TASK PROMPT = Records follow. Copy every line with "управлять".

TASK DATA =
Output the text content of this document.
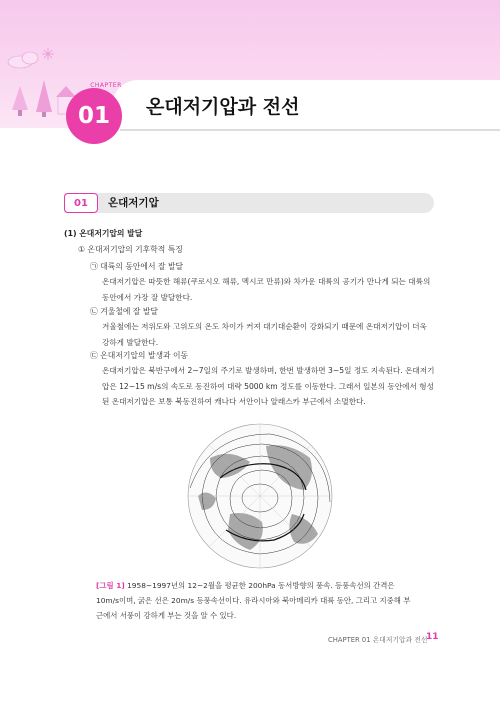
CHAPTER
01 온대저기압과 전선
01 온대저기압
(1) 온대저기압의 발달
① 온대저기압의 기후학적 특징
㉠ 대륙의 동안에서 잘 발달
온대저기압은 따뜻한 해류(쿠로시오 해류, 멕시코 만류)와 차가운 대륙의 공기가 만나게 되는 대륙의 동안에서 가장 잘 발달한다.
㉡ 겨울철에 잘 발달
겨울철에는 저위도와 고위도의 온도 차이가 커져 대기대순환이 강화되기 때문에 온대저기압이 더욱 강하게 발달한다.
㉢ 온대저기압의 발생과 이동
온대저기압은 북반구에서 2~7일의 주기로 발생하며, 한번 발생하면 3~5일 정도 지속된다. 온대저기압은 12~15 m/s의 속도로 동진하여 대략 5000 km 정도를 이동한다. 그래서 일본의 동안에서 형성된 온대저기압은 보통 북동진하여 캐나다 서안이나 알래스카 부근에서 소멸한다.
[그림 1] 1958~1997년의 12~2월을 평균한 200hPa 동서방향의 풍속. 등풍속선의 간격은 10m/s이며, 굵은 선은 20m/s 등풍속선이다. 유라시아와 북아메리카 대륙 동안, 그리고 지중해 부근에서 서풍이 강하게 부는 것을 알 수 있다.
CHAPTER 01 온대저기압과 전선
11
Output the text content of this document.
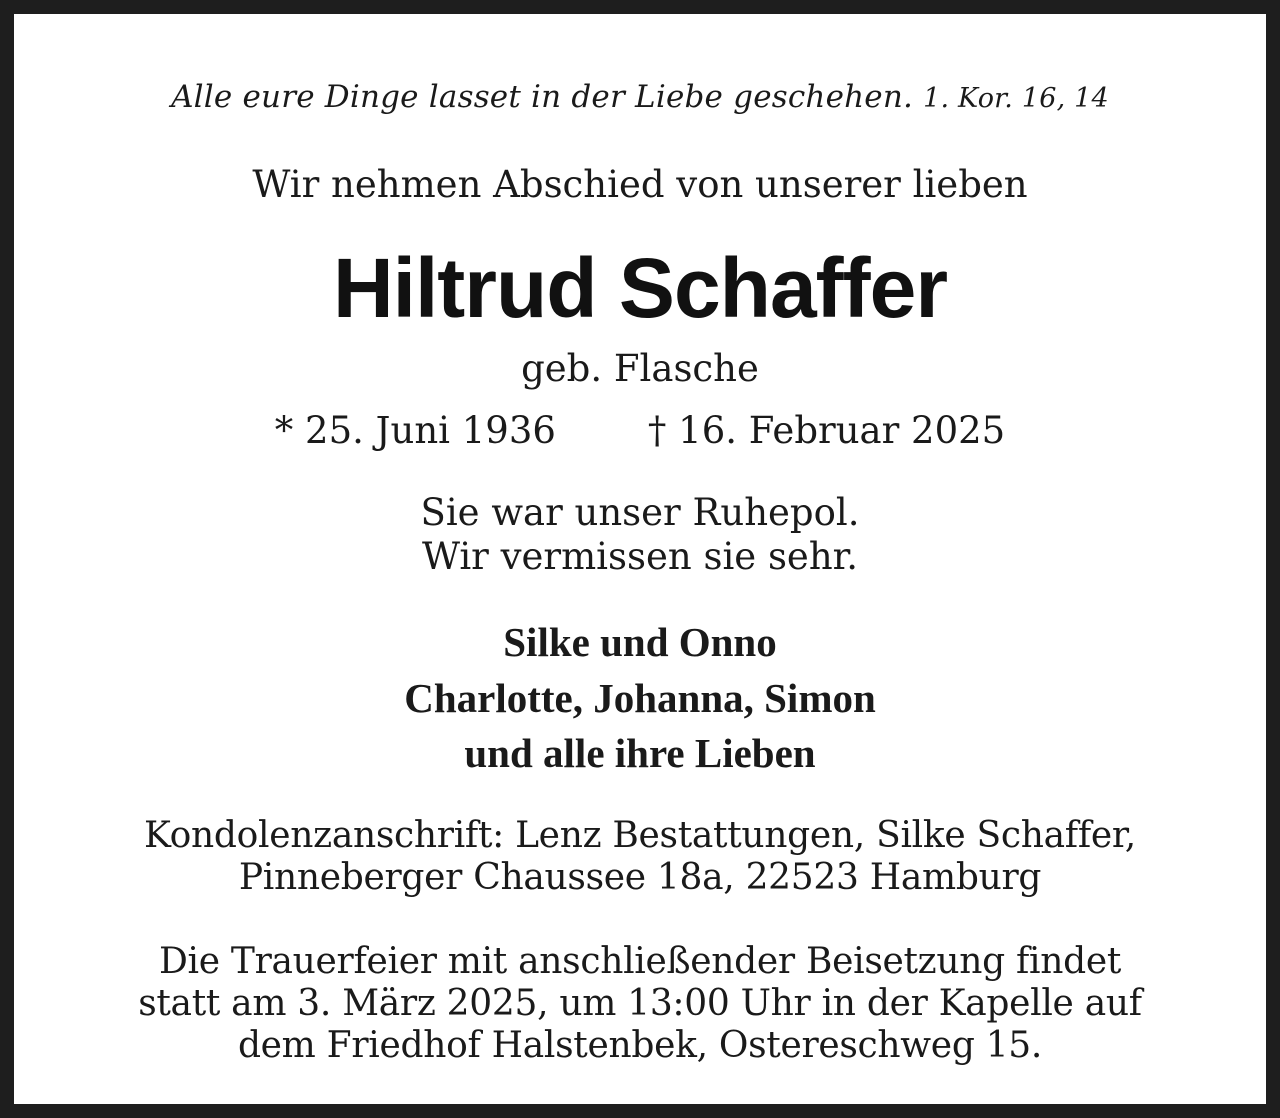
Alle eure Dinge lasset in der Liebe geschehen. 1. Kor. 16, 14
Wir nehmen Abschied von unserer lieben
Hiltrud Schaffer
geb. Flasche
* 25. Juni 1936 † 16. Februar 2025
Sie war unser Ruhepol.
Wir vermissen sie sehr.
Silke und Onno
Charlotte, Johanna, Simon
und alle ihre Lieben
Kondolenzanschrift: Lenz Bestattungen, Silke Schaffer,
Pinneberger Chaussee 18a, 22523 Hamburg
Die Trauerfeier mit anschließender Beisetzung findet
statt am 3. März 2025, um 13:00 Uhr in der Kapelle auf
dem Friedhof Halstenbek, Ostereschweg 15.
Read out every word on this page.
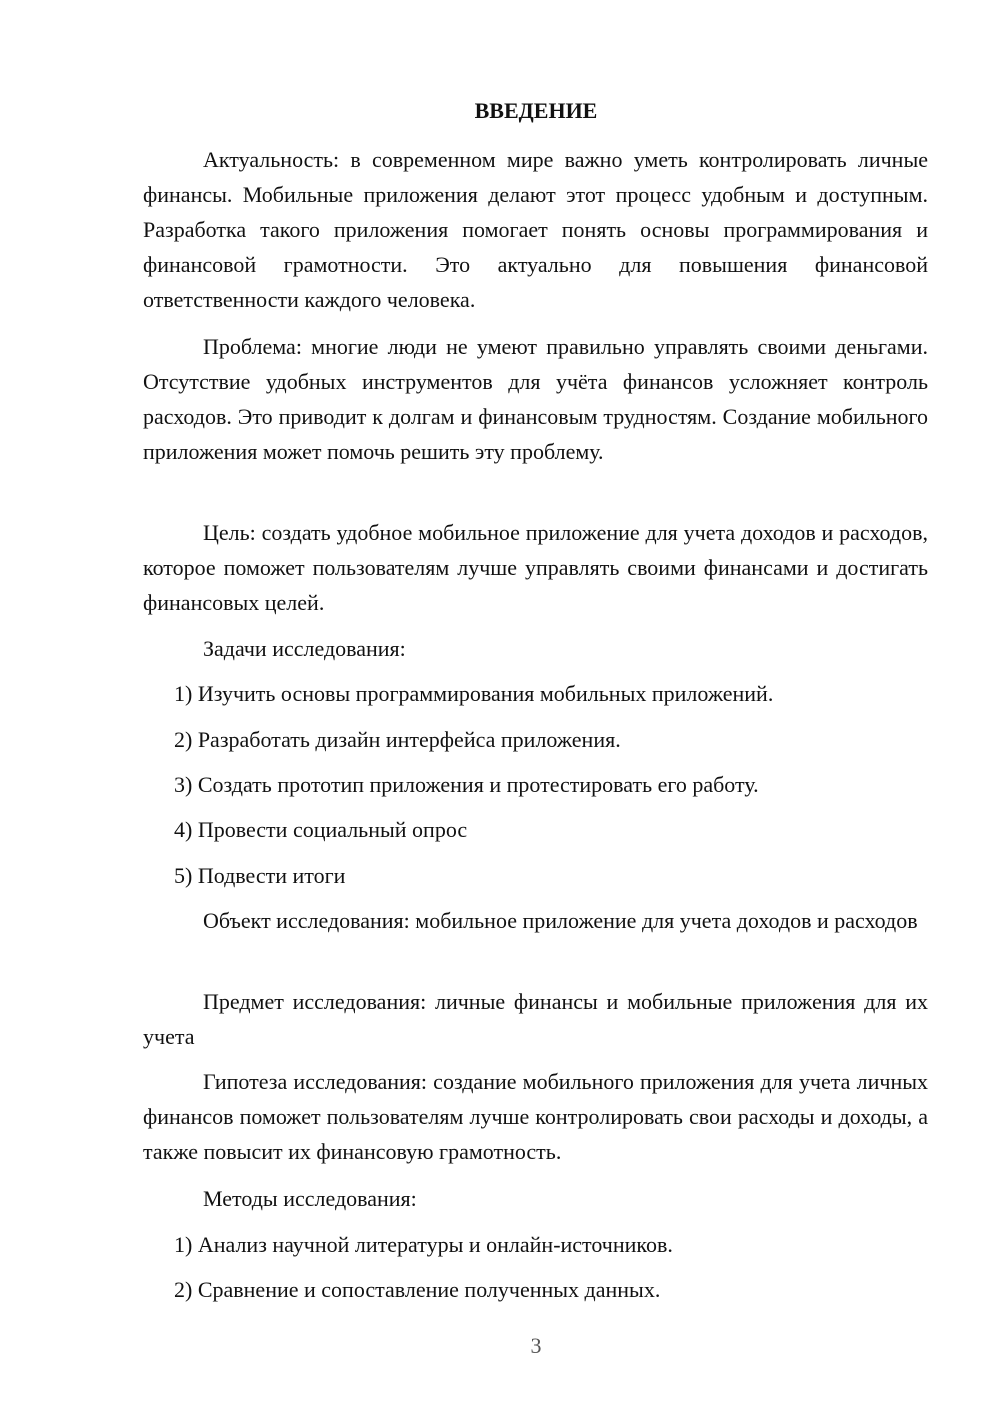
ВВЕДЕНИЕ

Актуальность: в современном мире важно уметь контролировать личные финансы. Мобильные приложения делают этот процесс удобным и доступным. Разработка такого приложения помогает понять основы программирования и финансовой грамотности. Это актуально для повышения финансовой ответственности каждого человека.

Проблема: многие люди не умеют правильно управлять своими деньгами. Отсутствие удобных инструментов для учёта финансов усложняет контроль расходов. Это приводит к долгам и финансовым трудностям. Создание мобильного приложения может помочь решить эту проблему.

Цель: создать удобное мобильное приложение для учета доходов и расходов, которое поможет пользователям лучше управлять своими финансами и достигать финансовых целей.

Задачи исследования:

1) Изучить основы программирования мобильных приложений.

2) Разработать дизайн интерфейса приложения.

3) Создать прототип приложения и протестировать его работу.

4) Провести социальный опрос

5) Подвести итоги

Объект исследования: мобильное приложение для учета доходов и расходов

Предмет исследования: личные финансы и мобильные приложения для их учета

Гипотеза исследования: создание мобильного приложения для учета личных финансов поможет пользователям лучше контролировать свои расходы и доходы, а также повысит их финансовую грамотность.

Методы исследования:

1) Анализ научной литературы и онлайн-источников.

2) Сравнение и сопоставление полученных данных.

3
==
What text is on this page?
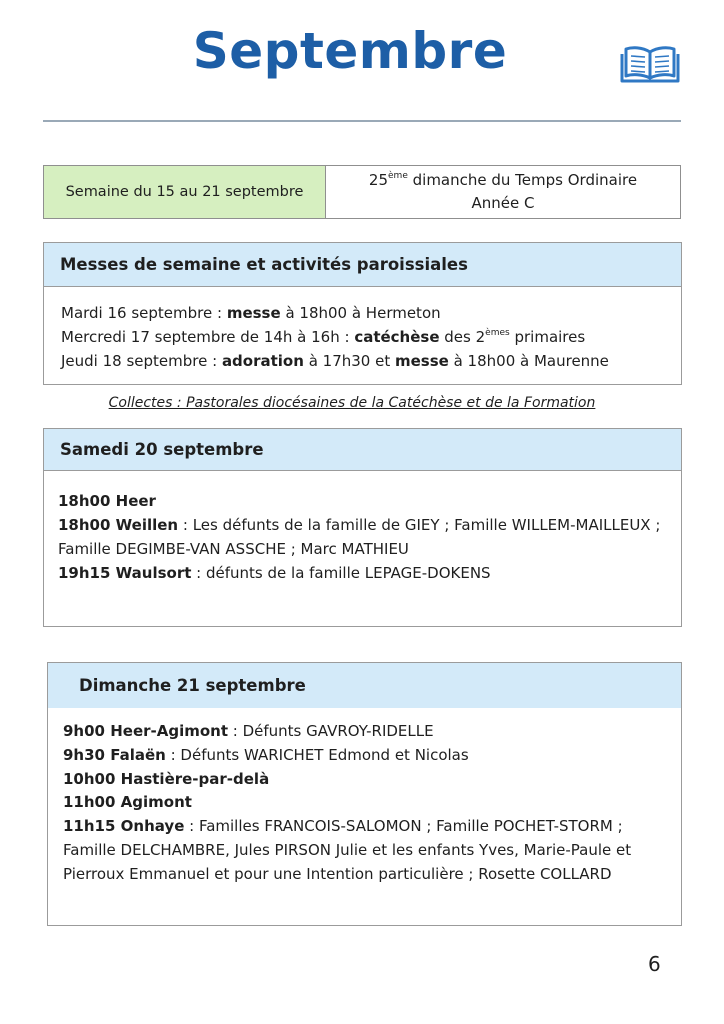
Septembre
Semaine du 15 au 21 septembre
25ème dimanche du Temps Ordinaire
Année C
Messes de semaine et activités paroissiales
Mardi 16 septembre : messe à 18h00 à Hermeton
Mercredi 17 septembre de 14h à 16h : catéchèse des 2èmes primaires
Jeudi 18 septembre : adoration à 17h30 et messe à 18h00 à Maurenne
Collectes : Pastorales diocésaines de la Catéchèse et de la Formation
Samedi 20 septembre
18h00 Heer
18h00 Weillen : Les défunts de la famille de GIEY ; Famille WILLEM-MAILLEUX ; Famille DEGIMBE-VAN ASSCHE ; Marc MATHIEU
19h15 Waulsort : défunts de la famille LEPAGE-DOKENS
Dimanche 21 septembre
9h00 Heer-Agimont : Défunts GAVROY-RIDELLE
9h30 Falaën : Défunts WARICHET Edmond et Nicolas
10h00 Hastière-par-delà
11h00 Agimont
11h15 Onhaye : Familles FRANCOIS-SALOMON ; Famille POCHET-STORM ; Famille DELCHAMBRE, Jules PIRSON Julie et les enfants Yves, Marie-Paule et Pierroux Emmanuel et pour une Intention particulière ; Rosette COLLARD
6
...
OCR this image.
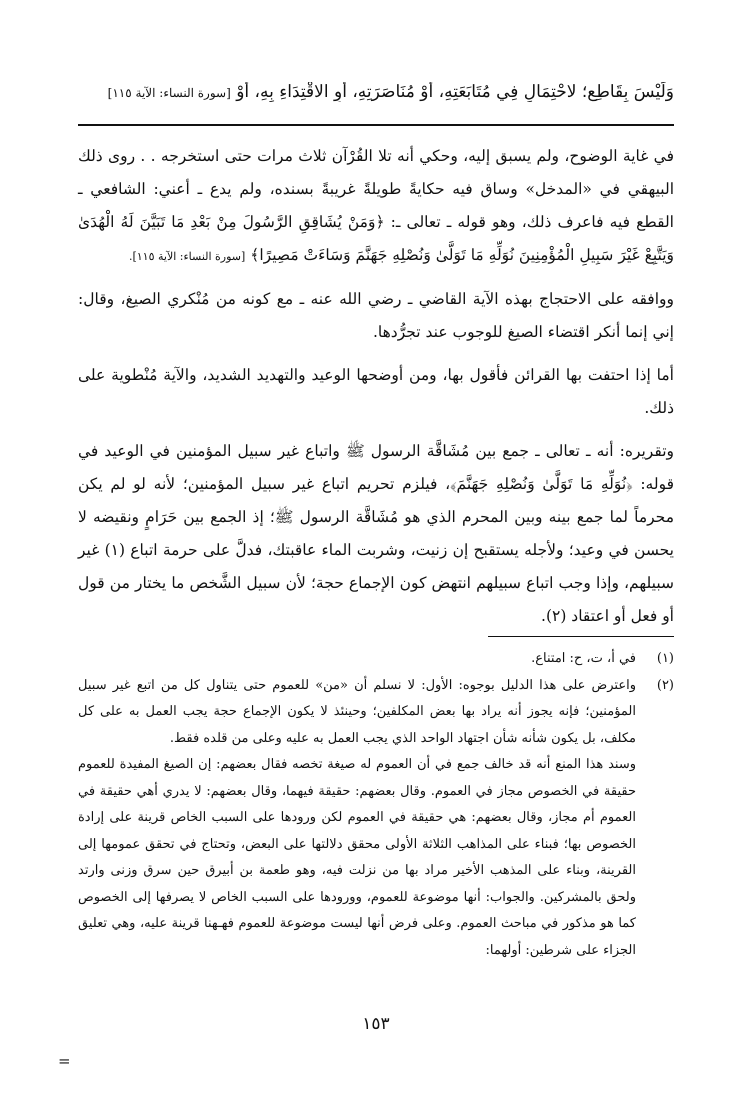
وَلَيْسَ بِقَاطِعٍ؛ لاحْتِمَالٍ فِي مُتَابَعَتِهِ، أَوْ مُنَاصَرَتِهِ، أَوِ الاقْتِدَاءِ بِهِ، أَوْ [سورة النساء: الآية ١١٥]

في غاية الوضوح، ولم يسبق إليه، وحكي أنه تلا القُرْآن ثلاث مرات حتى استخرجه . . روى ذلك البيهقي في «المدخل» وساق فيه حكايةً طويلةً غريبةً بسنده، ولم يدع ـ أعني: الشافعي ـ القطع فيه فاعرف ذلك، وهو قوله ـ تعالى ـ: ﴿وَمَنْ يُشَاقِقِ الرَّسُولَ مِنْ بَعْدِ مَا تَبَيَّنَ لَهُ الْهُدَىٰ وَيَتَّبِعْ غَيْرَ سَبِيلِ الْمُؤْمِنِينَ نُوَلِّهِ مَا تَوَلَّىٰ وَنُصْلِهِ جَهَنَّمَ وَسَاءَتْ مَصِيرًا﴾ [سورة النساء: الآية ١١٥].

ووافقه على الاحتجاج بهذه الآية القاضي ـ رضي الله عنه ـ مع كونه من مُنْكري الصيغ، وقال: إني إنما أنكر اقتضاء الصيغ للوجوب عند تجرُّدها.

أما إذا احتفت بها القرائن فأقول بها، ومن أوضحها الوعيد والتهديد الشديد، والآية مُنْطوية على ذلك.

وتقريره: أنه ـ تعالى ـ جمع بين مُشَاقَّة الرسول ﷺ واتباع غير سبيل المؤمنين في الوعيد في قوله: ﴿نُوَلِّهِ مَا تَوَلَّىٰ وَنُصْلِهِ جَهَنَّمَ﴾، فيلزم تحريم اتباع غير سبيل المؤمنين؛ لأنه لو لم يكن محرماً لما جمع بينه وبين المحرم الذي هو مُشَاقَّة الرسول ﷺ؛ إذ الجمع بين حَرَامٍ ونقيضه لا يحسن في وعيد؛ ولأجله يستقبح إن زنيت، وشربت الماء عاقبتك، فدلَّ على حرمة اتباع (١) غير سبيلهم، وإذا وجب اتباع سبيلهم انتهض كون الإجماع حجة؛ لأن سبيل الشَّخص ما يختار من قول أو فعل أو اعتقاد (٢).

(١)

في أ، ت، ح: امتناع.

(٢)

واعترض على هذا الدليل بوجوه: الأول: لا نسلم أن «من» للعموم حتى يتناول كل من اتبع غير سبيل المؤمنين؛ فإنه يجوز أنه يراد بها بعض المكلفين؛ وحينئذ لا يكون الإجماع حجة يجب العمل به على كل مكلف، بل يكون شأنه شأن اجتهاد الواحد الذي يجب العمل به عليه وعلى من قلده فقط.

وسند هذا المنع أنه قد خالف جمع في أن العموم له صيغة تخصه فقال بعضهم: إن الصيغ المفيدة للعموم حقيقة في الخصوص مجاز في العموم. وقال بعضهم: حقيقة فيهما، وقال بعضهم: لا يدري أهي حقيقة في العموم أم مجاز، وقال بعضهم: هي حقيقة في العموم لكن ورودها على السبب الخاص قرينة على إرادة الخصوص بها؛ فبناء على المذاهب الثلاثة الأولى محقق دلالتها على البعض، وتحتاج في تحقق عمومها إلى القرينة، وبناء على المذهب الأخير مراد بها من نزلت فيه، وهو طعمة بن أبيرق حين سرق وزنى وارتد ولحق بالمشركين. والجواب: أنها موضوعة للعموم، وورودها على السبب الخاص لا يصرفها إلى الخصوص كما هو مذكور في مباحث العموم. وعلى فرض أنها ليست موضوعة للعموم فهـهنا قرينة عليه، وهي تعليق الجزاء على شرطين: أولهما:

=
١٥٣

SOLVED PROBLEM =
Проблема: многие люди не умеют правильно управлять своими деньгами. Отсутствие удобных инструментов для учёта финансов усложняет контроль расходов. Это приводит к долгам и финансовым трудностям. Создание мобильного приложения может помочь решить эту проблему.
Цель: создать удобное мобильное приложение для учета доходов и расходов, которое поможет пользователям лучше управлять своими финансами и достигать финансовых целей.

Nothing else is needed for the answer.